RECORDS FOR THIS TASK:
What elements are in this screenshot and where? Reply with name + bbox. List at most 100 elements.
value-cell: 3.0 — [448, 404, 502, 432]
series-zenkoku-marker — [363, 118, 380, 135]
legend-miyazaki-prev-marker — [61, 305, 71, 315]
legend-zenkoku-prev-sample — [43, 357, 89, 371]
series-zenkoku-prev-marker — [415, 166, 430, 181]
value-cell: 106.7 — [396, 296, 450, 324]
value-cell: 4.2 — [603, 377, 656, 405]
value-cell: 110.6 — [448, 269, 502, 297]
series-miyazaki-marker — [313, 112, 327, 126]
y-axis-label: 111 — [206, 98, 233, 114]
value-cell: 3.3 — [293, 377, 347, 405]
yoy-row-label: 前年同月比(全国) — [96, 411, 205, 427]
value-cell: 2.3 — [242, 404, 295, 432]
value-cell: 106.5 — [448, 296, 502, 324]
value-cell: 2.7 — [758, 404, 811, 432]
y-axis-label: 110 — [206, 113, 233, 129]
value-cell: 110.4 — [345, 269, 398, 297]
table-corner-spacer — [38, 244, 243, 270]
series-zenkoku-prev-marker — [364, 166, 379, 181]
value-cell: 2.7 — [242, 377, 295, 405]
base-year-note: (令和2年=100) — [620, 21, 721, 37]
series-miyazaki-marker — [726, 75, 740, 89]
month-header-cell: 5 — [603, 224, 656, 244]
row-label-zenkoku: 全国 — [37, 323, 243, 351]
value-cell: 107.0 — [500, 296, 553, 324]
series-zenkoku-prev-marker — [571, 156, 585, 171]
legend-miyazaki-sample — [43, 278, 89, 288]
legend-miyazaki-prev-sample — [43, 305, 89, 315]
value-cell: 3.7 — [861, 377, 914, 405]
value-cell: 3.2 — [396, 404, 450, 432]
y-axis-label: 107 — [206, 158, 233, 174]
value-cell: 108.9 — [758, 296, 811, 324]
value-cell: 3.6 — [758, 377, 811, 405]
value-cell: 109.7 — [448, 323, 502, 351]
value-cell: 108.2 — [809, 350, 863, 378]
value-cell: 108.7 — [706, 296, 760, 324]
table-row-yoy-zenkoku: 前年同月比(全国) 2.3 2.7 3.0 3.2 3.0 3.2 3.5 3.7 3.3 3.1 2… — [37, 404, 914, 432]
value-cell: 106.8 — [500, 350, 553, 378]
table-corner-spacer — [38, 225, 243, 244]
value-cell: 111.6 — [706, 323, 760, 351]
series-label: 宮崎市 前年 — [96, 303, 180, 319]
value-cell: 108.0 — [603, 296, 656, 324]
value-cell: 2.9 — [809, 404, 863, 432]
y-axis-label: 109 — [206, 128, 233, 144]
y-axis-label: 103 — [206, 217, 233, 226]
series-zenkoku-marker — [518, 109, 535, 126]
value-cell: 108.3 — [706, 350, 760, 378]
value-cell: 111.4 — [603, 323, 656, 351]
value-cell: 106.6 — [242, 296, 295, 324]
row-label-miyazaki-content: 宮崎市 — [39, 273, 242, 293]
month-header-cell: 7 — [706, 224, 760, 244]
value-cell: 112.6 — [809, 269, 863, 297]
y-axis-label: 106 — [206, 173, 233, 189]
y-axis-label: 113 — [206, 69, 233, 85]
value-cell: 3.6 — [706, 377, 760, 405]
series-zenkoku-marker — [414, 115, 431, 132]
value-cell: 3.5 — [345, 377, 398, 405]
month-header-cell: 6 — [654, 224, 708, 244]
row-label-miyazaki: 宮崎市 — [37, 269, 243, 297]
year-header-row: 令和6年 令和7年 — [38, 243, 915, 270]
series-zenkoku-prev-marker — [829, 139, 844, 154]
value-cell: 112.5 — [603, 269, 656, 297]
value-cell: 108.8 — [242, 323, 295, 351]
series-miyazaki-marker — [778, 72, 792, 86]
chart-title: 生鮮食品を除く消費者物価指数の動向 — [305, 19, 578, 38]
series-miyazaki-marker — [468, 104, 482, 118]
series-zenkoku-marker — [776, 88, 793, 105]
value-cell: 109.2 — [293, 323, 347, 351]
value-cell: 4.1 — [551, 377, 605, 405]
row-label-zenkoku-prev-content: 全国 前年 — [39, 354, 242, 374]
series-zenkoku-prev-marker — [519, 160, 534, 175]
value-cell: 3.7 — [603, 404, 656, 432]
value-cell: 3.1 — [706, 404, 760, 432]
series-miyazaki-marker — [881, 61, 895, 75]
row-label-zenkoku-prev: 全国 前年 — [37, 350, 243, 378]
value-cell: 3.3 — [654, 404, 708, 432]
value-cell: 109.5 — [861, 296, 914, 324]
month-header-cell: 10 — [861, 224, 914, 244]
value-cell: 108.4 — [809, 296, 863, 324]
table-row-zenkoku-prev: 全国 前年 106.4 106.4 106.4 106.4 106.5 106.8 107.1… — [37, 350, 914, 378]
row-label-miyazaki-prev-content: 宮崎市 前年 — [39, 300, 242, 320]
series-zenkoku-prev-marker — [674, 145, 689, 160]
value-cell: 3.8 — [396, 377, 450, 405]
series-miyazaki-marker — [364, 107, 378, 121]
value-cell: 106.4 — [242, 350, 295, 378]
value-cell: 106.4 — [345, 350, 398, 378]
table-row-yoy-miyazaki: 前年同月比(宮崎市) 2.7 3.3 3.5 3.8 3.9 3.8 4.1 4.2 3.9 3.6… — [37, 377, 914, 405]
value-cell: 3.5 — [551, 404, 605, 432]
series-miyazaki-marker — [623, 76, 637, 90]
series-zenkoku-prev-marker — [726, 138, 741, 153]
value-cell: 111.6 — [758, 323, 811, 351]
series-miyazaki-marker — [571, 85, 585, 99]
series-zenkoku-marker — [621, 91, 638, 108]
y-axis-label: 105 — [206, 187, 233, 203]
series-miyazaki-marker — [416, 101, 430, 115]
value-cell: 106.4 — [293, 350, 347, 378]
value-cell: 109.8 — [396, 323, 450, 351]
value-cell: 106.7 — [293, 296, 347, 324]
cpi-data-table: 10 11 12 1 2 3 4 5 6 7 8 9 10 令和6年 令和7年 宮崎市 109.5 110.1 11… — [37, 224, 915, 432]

TASK PROMPT: Quote the records above line for line, with no changes.

RESULT FOR THIS TASK:
What elements are in this screenshot and where? Reply with name + bbox. List at most 100 elements.
value-cell: 3.0 — [448, 404, 502, 432]
series-zenkoku-marker — [363, 118, 380, 135]
legend-miyazaki-prev-marker — [61, 305, 71, 315]
legend-zenkoku-prev-sample — [43, 357, 89, 371]
series-zenkoku-prev-marker — [415, 166, 430, 181]
value-cell: 106.7 — [396, 296, 450, 324]
value-cell: 4.2 — [603, 377, 656, 405]
value-cell: 110.6 — [448, 269, 502, 297]
series-miyazaki-marker — [313, 112, 327, 126]
y-axis-label: 111 — [206, 98, 233, 114]
value-cell: 3.3 — [293, 377, 347, 405]
yoy-row-label: 前年同月比(全国) — [96, 411, 205, 427]
value-cell: 2.3 — [242, 404, 295, 432]
value-cell: 106.5 — [448, 296, 502, 324]
value-cell: 2.7 — [758, 404, 811, 432]
y-axis-label: 110 — [206, 113, 233, 129]
value-cell: 110.4 — [345, 269, 398, 297]
table-corner-spacer — [38, 244, 243, 270]
series-zenkoku-prev-marker — [364, 166, 379, 181]
value-cell: 2.7 — [242, 377, 295, 405]
base-year-note: (令和2年=100) — [620, 21, 721, 37]
series-miyazaki-marker — [726, 75, 740, 89]
month-header-cell: 5 — [603, 224, 656, 244]
row-label-zenkoku: 全国 — [37, 323, 243, 351]
value-cell: 107.0 — [500, 296, 553, 324]
series-zenkoku-prev-marker — [571, 156, 585, 171]
legend-miyazaki-sample — [43, 278, 89, 288]
legend-miyazaki-prev-sample — [43, 305, 89, 315]
value-cell: 3.7 — [861, 377, 914, 405]
value-cell: 3.2 — [396, 404, 450, 432]
y-axis-label: 107 — [206, 158, 233, 174]
value-cell: 108.9 — [758, 296, 811, 324]
value-cell: 3.6 — [758, 377, 811, 405]
value-cell: 109.7 — [448, 323, 502, 351]
value-cell: 108.2 — [809, 350, 863, 378]
value-cell: 108.7 — [706, 296, 760, 324]
table-row-yoy-zenkoku: 前年同月比(全国) 2.3 2.7 3.0 3.2 3.0 3.2 3.5 3.7 3.3 3.1 2… — [37, 404, 914, 432]
value-cell: 106.8 — [500, 350, 553, 378]
table-corner-spacer — [38, 225, 243, 244]
value-cell: 111.6 — [706, 323, 760, 351]
series-label: 宮崎市 前年 — [96, 303, 180, 319]
value-cell: 108.0 — [603, 296, 656, 324]
value-cell: 2.9 — [809, 404, 863, 432]
y-axis-label: 109 — [206, 128, 233, 144]
y-axis-label: 103 — [206, 217, 233, 226]
series-zenkoku-marker — [518, 109, 535, 126]
value-cell: 108.3 — [706, 350, 760, 378]
value-cell: 111.4 — [603, 323, 656, 351]
value-cell: 106.6 — [242, 296, 295, 324]
row-label-miyazaki-content: 宮崎市 — [39, 273, 242, 293]
month-header-cell: 7 — [706, 224, 760, 244]
value-cell: 112.6 — [809, 269, 863, 297]
y-axis-label: 106 — [206, 173, 233, 189]
y-axis-label: 113 — [206, 69, 233, 85]
value-cell: 3.6 — [706, 377, 760, 405]
series-zenkoku-marker — [414, 115, 431, 132]
value-cell: 3.5 — [345, 377, 398, 405]
month-header-cell: 6 — [654, 224, 708, 244]
row-label-miyazaki: 宮崎市 — [37, 269, 243, 297]
year-header-row: 令和6年 令和7年 — [38, 243, 915, 270]
series-zenkoku-prev-marker — [829, 139, 844, 154]
value-cell: 112.5 — [603, 269, 656, 297]
value-cell: 108.8 — [242, 323, 295, 351]
series-miyazaki-marker — [778, 72, 792, 86]
chart-title: 生鮮食品を除く消費者物価指数の動向 — [305, 19, 578, 38]
series-miyazaki-marker — [468, 104, 482, 118]
series-zenkoku-marker — [776, 88, 793, 105]
value-cell: 109.2 — [293, 323, 347, 351]
value-cell: 4.1 — [551, 377, 605, 405]
row-label-zenkoku-prev-content: 全国 前年 — [39, 354, 242, 374]
series-zenkoku-prev-marker — [519, 160, 534, 175]
value-cell: 3.7 — [603, 404, 656, 432]
value-cell: 3.1 — [706, 404, 760, 432]
series-miyazaki-marker — [881, 61, 895, 75]
row-label-zenkoku-prev: 全国 前年 — [37, 350, 243, 378]
value-cell: 3.3 — [654, 404, 708, 432]
value-cell: 109.5 — [861, 296, 914, 324]
month-header-cell: 10 — [861, 224, 914, 244]
value-cell: 108.4 — [809, 296, 863, 324]
table-row-zenkoku-prev: 全国 前年 106.4 106.4 106.4 106.4 106.5 106.8 107.1… — [37, 350, 914, 378]
row-label-miyazaki-prev-content: 宮崎市 前年 — [39, 300, 242, 320]
series-zenkoku-prev-marker — [674, 145, 689, 160]
value-cell: 3.8 — [396, 377, 450, 405]
series-miyazaki-marker — [364, 107, 378, 121]
value-cell: 106.4 — [242, 350, 295, 378]
value-cell: 106.4 — [345, 350, 398, 378]
table-row-yoy-miyazaki: 前年同月比(宮崎市) 2.7 3.3 3.5 3.8 3.9 3.8 4.1 4.2 3.9 3.6… — [37, 377, 914, 405]
value-cell: 3.5 — [551, 404, 605, 432]
series-miyazaki-marker — [623, 76, 637, 90]
series-zenkoku-prev-marker — [726, 138, 741, 153]
value-cell: 111.6 — [758, 323, 811, 351]
series-miyazaki-marker — [571, 85, 585, 99]
series-zenkoku-marker — [621, 91, 638, 108]
y-axis-label: 105 — [206, 187, 233, 203]
series-miyazaki-marker — [416, 101, 430, 115]
value-cell: 106.4 — [293, 350, 347, 378]
value-cell: 109.8 — [396, 323, 450, 351]
value-cell: 106.7 — [293, 296, 347, 324]
cpi-data-table: 10 11 12 1 2 3 4 5 6 7 8 9 10 令和6年 令和7年 宮崎市 109.5 110.1 11… — [37, 224, 915, 432]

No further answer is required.